======== RECORDS FOR THIS TASK

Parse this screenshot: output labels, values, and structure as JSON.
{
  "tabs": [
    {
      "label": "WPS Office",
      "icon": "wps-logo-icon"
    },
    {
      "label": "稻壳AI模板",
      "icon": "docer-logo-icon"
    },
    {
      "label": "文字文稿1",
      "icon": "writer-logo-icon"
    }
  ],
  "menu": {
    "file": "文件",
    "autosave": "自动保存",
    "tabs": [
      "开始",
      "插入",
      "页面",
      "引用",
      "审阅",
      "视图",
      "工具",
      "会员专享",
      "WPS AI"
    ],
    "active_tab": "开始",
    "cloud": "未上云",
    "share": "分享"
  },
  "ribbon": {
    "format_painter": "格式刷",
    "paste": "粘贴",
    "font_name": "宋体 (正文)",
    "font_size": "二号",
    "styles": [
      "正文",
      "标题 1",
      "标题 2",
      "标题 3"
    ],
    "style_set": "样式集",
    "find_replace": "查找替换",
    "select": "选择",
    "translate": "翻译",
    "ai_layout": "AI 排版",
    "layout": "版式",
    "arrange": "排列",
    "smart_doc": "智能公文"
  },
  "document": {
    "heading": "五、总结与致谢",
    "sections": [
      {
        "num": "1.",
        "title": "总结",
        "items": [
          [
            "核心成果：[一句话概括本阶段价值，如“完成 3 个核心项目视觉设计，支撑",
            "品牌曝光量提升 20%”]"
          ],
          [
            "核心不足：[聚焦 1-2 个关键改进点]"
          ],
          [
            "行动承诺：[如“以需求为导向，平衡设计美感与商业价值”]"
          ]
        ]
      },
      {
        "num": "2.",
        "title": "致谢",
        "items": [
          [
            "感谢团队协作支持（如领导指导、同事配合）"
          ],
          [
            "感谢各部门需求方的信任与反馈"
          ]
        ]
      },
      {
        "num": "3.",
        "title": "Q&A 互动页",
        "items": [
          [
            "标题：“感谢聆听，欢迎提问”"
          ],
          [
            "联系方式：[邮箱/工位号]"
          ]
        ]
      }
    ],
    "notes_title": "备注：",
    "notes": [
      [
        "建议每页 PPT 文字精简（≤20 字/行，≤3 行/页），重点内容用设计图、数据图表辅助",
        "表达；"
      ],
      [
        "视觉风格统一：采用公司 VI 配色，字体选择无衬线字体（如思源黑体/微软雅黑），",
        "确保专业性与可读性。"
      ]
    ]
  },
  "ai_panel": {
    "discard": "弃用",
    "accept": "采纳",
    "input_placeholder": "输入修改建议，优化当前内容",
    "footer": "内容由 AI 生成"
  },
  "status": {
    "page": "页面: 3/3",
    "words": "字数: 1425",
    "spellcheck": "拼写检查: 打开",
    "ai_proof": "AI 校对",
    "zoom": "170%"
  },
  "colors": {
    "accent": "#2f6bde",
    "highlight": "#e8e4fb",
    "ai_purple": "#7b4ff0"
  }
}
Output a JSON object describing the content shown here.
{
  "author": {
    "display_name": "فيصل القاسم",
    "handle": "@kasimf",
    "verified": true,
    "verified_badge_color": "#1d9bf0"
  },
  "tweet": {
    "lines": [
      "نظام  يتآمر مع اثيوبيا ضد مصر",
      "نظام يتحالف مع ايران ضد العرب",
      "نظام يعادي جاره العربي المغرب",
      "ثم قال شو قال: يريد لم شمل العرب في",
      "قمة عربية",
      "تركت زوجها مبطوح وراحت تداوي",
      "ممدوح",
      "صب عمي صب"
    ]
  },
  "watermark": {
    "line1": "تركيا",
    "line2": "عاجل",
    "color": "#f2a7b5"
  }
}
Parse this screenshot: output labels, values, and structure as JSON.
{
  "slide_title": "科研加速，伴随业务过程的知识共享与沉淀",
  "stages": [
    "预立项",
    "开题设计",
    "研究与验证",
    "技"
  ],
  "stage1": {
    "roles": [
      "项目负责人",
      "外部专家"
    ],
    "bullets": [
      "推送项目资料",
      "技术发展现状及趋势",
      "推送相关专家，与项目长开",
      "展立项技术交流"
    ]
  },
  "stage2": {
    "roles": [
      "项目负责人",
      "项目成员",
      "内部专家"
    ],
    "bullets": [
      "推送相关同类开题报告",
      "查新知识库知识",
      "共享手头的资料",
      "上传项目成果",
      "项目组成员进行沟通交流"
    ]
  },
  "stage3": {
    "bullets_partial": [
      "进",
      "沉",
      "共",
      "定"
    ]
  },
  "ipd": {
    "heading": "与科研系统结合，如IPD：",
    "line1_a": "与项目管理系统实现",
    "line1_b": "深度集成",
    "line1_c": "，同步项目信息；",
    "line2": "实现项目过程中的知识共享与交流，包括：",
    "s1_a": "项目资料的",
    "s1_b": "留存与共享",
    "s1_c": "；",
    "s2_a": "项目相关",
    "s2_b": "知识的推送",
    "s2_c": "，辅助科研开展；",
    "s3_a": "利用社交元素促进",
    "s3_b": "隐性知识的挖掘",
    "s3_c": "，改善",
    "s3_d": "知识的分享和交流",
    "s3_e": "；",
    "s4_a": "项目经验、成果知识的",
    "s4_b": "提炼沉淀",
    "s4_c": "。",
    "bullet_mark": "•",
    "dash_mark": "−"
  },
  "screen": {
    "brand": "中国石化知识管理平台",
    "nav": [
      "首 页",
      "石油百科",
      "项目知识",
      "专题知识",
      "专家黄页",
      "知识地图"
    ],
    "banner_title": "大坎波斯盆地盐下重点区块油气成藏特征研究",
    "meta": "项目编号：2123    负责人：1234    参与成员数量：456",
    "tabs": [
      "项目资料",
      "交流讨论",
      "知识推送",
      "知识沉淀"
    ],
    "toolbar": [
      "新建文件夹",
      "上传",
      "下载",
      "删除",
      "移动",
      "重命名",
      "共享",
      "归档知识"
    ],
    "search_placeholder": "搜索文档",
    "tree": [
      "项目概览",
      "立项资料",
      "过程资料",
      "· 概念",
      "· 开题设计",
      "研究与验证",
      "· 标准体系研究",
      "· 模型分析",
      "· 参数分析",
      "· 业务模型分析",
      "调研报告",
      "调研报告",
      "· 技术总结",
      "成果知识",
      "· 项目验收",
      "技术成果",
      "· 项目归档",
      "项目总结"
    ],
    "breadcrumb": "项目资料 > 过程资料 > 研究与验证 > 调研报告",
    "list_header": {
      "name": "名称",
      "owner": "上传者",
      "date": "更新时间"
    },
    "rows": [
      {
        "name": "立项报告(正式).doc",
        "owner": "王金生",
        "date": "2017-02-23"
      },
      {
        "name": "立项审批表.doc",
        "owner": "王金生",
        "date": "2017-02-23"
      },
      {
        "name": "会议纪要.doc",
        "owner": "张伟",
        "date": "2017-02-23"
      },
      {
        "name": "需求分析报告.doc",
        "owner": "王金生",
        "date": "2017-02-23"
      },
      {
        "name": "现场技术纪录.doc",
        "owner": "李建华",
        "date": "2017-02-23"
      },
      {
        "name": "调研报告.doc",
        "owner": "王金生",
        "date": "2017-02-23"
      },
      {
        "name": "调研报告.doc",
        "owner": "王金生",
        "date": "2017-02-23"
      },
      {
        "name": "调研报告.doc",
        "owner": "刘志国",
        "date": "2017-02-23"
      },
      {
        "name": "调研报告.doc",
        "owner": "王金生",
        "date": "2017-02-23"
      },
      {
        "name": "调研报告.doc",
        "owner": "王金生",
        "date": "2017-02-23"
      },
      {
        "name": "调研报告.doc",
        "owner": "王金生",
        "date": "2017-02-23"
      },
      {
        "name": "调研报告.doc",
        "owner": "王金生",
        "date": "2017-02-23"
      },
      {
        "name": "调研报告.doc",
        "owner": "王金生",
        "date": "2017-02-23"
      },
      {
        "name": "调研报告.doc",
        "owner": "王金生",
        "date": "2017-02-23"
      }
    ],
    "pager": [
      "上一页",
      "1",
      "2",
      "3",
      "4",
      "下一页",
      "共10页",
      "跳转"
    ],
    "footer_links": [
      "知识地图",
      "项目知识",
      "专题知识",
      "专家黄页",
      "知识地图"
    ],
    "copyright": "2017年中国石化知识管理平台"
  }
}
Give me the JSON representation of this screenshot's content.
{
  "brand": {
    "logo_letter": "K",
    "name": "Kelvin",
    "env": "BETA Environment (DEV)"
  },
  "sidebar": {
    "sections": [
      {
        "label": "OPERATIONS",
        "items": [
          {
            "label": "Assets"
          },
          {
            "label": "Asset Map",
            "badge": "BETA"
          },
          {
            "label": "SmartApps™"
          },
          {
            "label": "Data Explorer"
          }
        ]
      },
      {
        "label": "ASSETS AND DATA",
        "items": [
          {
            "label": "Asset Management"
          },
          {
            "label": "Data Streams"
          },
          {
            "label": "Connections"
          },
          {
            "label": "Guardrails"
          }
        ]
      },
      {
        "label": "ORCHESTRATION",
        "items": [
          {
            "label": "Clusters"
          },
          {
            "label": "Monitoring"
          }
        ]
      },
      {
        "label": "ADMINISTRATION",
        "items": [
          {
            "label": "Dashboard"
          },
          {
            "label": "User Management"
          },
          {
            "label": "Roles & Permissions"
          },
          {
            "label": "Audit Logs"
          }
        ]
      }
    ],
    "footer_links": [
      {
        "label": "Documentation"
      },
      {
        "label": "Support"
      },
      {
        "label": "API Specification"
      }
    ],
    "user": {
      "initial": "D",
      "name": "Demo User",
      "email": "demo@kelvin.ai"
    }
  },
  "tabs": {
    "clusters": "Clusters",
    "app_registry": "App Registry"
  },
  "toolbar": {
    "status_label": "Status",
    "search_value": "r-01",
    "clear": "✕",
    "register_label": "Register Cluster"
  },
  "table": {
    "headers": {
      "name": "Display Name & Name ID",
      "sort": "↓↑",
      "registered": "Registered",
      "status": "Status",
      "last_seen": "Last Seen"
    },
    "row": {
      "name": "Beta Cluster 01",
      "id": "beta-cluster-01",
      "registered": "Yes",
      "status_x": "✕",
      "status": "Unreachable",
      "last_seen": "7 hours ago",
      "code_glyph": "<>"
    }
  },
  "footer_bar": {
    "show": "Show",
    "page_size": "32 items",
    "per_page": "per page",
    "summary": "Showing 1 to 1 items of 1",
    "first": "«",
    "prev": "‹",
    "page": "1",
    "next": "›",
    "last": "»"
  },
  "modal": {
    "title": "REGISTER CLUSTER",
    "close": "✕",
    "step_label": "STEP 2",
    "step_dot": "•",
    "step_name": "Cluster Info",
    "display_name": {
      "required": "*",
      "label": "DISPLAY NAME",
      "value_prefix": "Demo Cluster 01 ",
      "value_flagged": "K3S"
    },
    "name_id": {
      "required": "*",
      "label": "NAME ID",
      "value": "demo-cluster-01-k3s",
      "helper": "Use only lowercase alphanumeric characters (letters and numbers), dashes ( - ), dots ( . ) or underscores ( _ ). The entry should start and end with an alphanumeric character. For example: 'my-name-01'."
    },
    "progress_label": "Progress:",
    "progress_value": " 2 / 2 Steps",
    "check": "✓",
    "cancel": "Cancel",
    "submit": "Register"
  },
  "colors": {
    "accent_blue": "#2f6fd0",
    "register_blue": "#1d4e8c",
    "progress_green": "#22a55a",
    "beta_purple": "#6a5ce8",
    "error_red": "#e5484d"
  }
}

================

§ **WHAT NEEDS TO BE DONE**
Gather each line in the data that holds the string "Management".

§ **ANSWER TO THE EXERCISE**
            "label": "Asset Management"
            "label": "User Management"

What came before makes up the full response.